Exercise details.
Copy word for word the rows from the first one up to and including the line with "manuscript-title: Weidemanns Forslag".

Data rows.
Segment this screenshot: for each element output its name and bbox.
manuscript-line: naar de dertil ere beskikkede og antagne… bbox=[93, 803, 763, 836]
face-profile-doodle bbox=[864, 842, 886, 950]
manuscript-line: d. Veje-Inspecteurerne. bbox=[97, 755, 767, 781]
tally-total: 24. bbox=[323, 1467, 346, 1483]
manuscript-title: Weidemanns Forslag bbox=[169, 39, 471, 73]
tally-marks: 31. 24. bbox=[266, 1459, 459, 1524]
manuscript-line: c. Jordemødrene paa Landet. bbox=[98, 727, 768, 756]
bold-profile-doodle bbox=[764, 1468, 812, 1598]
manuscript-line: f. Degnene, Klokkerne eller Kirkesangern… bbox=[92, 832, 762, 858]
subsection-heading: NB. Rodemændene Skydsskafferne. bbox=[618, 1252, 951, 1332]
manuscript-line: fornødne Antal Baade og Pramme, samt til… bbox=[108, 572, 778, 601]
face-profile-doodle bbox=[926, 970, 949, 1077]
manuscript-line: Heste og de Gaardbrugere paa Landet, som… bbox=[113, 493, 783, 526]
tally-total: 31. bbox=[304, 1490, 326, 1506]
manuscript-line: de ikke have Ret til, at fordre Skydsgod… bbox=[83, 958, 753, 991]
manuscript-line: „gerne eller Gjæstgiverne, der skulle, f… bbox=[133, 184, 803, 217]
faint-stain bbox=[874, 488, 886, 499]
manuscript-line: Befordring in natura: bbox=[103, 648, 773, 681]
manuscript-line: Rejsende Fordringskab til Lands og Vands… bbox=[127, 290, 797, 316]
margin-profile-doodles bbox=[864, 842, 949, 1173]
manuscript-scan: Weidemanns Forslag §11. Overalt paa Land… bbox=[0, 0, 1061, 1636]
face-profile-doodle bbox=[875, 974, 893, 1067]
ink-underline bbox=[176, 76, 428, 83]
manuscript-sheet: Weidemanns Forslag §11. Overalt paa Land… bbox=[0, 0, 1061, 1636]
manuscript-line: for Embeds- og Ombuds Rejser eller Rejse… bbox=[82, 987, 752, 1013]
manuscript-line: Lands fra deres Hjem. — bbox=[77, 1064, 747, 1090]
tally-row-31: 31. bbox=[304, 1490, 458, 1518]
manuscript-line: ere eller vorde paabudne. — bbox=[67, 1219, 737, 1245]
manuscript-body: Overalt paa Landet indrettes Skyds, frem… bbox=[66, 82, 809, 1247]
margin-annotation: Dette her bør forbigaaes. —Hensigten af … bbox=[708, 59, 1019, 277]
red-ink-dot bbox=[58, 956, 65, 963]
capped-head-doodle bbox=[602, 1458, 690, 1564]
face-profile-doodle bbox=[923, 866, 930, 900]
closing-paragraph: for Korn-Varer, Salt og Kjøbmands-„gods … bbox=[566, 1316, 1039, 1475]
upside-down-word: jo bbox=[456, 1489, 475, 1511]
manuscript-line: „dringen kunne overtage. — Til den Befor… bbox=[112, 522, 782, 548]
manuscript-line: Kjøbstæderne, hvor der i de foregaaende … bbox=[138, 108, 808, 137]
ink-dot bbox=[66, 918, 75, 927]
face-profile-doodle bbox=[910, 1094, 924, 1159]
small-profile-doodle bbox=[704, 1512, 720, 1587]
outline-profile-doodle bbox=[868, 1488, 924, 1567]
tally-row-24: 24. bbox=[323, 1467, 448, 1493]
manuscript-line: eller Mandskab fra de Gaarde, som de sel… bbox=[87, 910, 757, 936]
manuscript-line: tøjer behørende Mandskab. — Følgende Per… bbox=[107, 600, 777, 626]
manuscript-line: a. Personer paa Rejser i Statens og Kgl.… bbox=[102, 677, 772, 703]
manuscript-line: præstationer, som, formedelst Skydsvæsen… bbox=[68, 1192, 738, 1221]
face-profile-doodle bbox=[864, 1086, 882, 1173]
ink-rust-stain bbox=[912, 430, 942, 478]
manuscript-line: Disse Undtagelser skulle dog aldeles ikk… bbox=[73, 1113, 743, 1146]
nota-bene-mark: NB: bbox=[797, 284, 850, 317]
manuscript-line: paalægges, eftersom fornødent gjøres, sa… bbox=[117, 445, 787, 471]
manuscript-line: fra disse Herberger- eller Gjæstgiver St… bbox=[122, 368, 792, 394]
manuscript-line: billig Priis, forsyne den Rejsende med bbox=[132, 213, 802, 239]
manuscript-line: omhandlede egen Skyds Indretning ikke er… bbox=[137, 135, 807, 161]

Solution to the problem.
Segment this screenshot: for each element output its name and bbox.
manuscript-line: naar de dertil ere beskikkede og antagne… bbox=[93, 803, 763, 836]
face-profile-doodle bbox=[864, 842, 886, 950]
manuscript-line: d. Veje-Inspecteurerne. bbox=[97, 755, 767, 781]
tally-total: 24. bbox=[323, 1467, 346, 1483]
manuscript-title: Weidemanns Forslag bbox=[169, 39, 471, 73]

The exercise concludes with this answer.